- EXCERPT:
* * *

I Ran 5 LLMs Through 10 Real Agent Coding Tasks. The Free One Won.

#ai #agents #benchmark #llm

What I Tested

I gave 5 models the same 10 coding tasks — not LeetCode, not trivia. Tasks an autonomous agent actually does: parse a JSON config, find large files with a shell one-liner, fix a buggy merge function, write a concurrent HTTP fetcher. The kind of things my agents ask for at 3 AM.

Each task was scored on pattern matching: does the output contain the right function names, error handling, edge cases? Pass (75%+), partial (50-74%), or fail.

No model knew it was being benchmarked. Same prompt, same 500-token limit, temperature 0.1. OpenRouter for all calls.

The Results

Model	Score	Passes	Cost	Time
Claude Sonnet 4	89.4%	8/10	$0.063	54s
Gemini 2.5 Flash	88.9%	10/10	$0.008	17s
GPT-5.4	86.5%	9/10	$0.027	26s
GPT-5.5	53.8%	5/10	$0.104	109s
DeepSeek V3	0.0%	0/10	$0.000	1s

DeepSeek returned HTTP 400 on every call — OpenRouter compatibility issue, not a model problem. I excluded it rather than pretend it scored zero.

What Surprised Me

Gemini 2.5 Flash scored 10/10 passes. Not a single task fell below 75%. It cost $0.008 total — less than a single GPT-5.5 call. And it was 6x faster.

* * *

- TASK INSTRUCTIONS: Reproduce the LLM benchmark post word for word from "#ai #agents #benchmark" to "(50-74%), or fail.". The rows play no part in this.

* * *

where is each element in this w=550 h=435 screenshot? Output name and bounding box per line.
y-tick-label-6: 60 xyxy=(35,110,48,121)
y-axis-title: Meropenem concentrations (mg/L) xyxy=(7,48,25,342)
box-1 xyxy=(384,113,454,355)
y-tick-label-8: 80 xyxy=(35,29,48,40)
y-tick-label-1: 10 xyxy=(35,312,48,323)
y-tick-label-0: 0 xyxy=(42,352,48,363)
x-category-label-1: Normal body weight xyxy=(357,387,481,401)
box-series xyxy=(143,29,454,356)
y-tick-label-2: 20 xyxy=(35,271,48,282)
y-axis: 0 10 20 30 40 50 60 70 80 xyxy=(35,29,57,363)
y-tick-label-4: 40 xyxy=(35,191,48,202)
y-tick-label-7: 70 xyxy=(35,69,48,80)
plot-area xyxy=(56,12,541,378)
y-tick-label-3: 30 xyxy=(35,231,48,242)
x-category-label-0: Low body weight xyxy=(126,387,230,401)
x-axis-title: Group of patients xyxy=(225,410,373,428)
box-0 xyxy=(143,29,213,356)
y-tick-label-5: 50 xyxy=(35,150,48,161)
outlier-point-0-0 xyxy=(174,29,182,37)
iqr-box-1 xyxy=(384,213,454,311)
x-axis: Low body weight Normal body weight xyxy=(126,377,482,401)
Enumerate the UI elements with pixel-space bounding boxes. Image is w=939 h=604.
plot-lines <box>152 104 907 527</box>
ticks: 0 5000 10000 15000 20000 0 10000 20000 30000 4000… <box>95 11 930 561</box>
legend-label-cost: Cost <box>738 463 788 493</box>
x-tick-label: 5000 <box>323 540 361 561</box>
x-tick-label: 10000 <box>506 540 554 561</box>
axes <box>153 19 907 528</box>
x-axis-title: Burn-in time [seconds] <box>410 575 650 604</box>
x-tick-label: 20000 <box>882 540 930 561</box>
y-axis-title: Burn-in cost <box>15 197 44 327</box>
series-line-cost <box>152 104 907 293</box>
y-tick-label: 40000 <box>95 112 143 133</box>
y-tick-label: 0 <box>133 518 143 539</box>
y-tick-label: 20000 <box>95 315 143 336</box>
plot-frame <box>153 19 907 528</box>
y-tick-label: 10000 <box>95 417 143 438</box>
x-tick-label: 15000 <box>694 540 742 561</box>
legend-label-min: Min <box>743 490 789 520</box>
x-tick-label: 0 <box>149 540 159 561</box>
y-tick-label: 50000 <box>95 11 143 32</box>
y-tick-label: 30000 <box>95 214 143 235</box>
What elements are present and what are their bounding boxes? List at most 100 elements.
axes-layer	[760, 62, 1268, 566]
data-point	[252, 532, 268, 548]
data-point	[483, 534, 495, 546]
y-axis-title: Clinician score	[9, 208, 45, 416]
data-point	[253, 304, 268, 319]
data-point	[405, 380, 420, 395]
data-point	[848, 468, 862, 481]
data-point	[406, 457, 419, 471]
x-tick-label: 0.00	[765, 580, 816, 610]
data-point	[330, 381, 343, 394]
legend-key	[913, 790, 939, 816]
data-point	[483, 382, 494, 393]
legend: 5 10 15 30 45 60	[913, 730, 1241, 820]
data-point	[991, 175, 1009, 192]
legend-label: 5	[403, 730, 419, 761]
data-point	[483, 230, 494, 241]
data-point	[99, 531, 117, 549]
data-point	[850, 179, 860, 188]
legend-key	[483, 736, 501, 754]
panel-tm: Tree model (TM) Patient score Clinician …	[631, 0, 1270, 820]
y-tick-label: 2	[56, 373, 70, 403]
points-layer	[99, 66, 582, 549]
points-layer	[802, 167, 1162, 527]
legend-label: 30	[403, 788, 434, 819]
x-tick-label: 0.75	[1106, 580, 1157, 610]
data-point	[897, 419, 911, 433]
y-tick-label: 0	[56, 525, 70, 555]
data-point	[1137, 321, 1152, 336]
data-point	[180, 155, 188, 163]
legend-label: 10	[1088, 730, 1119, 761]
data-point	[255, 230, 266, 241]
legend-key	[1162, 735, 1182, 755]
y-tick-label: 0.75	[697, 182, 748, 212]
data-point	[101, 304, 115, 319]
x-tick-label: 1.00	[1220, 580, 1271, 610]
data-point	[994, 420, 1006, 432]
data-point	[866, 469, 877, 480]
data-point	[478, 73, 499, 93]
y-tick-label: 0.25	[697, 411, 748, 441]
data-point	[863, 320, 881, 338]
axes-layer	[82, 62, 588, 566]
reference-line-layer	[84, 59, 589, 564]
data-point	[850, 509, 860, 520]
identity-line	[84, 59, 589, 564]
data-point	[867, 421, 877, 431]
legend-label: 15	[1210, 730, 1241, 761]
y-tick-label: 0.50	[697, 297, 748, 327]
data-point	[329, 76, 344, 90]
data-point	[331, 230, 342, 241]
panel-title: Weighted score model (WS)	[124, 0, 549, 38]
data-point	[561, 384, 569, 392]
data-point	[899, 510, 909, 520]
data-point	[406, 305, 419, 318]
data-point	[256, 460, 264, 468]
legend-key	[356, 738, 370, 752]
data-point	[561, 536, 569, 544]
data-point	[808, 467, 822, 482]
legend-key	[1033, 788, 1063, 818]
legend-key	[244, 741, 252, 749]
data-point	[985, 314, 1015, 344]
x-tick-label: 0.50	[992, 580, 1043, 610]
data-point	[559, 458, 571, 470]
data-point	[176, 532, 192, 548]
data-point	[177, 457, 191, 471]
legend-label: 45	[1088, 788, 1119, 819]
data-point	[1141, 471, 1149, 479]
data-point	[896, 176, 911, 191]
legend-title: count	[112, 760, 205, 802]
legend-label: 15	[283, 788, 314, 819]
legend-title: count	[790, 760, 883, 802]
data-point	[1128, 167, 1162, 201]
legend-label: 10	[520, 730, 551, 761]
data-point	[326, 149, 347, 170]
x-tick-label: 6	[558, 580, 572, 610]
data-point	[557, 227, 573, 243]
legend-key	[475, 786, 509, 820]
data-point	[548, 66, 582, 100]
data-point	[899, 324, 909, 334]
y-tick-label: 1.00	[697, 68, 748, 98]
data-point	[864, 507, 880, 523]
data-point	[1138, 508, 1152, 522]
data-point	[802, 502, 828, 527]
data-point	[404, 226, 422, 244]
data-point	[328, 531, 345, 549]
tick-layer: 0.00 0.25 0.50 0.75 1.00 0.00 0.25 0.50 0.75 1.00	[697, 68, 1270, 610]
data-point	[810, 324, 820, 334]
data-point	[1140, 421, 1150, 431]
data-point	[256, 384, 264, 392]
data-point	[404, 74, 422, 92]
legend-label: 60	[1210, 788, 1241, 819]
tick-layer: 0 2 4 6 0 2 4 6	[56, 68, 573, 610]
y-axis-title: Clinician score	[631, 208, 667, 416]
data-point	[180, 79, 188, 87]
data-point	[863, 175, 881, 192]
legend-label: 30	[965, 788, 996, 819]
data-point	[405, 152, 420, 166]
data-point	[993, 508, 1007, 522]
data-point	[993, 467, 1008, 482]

* * *

- REPLY TO THE TASK:
#ai #agents #benchmark #llm

What I Tested

I gave 5 models the same 10 coding tasks — not LeetCode, not trivia. Tasks an autonomous agent actually does: parse a JSON config, find large files with a shell one-liner, fix a buggy merge function, write a concurrent HTTP fetcher. The kind of things my agents ask for at 3 AM.

Each task was scored on pattern matching: does the output contain the right function names, error handling, edge cases? Pass (75%+), partial (50-74%), or fail.